Task statement:
Copy the records below, from the line with "Where is each" up to and including the line with "option-troubleshoot[interactable]: Troubleshoot Reset", keeping each line unchanged. Leave out the pictures.

Dataset entries:
►
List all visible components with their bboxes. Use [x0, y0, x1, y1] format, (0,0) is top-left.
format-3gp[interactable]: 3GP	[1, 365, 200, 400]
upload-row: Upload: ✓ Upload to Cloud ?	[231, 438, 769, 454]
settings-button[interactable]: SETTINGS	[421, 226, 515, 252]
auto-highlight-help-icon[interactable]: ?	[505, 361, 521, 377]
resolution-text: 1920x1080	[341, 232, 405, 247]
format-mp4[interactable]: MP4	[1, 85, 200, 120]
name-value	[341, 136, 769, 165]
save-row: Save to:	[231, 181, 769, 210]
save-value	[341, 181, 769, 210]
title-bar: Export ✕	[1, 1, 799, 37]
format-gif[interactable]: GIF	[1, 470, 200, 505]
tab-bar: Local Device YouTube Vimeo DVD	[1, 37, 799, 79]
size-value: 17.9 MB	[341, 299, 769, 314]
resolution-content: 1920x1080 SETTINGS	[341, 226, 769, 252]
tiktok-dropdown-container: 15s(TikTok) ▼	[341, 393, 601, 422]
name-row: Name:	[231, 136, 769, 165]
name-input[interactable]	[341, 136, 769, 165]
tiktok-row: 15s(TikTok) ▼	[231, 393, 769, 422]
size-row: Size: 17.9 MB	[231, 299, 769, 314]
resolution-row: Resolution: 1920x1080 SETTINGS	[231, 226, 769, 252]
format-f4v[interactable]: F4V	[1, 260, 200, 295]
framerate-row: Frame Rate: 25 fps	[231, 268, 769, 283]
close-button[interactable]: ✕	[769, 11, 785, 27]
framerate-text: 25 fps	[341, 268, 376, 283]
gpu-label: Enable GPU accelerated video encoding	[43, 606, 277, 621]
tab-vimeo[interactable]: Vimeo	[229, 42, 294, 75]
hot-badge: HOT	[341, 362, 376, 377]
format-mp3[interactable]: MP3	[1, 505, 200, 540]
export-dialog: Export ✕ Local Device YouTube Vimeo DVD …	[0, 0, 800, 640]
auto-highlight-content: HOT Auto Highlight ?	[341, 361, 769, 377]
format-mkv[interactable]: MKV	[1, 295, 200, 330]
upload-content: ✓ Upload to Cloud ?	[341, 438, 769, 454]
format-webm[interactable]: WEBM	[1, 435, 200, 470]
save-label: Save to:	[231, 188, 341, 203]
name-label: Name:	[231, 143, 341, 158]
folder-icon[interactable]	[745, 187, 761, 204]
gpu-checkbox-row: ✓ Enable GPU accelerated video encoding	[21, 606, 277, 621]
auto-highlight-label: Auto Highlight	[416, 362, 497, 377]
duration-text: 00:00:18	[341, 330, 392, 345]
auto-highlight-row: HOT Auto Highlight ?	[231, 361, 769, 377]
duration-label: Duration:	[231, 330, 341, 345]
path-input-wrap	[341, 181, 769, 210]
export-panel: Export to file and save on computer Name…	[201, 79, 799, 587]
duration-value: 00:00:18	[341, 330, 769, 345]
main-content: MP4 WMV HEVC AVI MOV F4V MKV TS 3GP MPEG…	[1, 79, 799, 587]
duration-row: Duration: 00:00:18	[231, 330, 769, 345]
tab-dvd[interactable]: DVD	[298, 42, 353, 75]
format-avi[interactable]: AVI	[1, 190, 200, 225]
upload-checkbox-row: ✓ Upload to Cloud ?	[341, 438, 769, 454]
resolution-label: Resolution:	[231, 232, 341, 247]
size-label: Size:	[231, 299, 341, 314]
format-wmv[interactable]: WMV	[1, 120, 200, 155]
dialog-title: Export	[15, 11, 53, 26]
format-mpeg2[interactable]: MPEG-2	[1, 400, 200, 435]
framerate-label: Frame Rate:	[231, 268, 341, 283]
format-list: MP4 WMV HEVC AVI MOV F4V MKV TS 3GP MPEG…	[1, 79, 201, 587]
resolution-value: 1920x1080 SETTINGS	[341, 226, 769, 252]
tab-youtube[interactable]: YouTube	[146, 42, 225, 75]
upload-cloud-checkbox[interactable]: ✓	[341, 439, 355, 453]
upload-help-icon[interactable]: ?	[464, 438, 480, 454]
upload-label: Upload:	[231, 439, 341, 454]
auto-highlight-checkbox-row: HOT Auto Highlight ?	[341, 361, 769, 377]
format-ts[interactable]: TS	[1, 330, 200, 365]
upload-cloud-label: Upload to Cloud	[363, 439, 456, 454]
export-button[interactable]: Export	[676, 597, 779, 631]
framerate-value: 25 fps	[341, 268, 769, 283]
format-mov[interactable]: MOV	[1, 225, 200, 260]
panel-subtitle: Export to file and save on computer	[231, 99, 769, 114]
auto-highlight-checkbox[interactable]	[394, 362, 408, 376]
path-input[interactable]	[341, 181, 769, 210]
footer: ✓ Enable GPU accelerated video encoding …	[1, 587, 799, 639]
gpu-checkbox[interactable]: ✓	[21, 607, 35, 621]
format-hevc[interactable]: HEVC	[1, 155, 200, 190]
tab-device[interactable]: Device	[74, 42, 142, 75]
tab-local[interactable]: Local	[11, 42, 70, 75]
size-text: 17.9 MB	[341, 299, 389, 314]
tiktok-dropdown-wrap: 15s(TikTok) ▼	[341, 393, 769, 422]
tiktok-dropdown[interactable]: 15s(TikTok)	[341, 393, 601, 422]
◄
►
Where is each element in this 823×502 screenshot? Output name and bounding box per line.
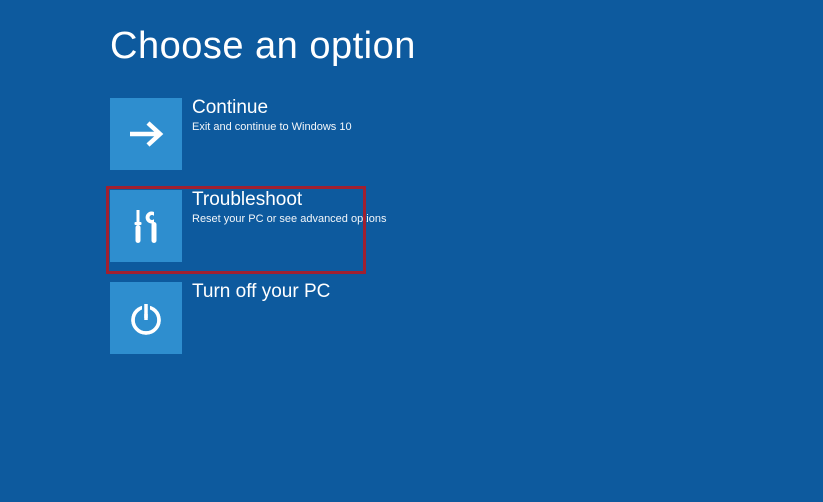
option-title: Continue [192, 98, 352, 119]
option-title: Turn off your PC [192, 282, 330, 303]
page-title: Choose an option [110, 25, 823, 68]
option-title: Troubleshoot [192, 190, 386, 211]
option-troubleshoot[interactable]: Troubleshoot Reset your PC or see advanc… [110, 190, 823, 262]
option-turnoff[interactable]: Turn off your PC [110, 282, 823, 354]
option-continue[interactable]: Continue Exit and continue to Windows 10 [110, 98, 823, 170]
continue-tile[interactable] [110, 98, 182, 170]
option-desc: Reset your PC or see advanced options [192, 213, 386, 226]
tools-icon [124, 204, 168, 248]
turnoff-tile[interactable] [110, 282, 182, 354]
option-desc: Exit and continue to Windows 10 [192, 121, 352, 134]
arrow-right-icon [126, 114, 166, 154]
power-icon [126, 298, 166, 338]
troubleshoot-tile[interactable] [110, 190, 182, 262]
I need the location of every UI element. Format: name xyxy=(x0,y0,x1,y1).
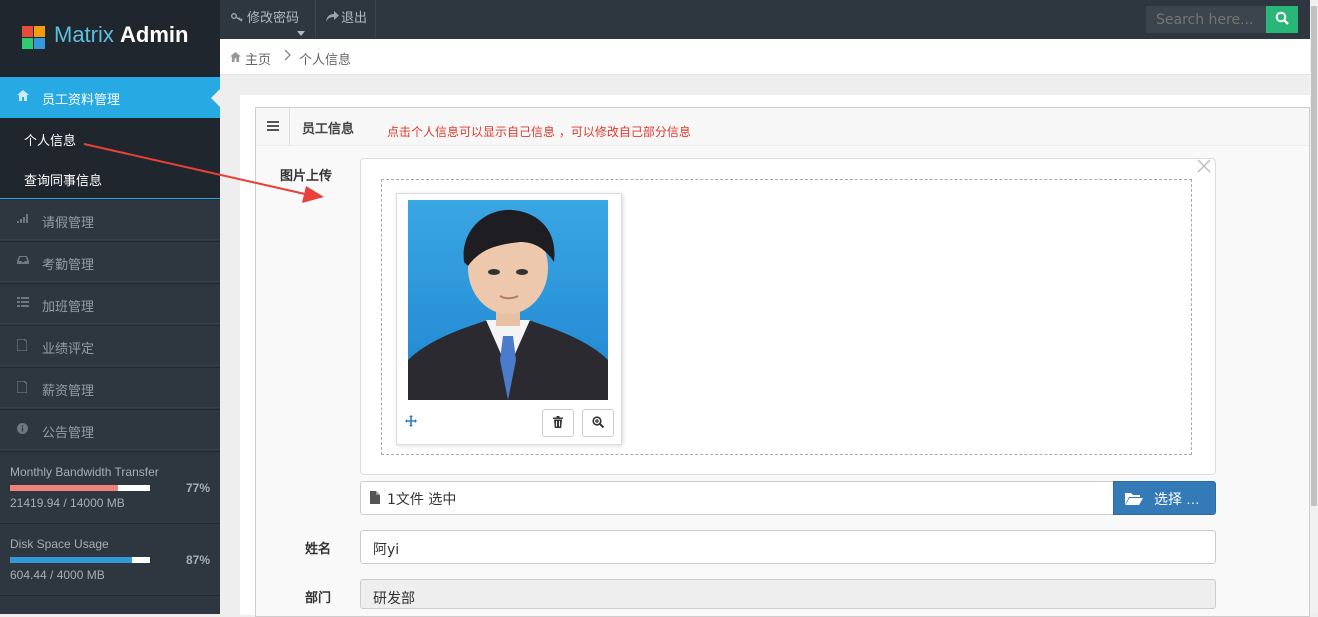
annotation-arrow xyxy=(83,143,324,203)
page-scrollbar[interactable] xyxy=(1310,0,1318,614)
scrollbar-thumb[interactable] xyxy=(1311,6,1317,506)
◄
Response to the task:
Where is each element in this 823×502 screenshot? Output name and bounding box per line.
option-title: Continue [192, 98, 352, 119]
option-title: Turn off your PC [192, 282, 330, 303]
page-title: Choose an option [110, 25, 823, 68]
option-title: Troubleshoot [192, 190, 386, 211]
option-troubleshoot[interactable]: Troubleshoot Reset your PC or see advanc… [110, 190, 823, 262]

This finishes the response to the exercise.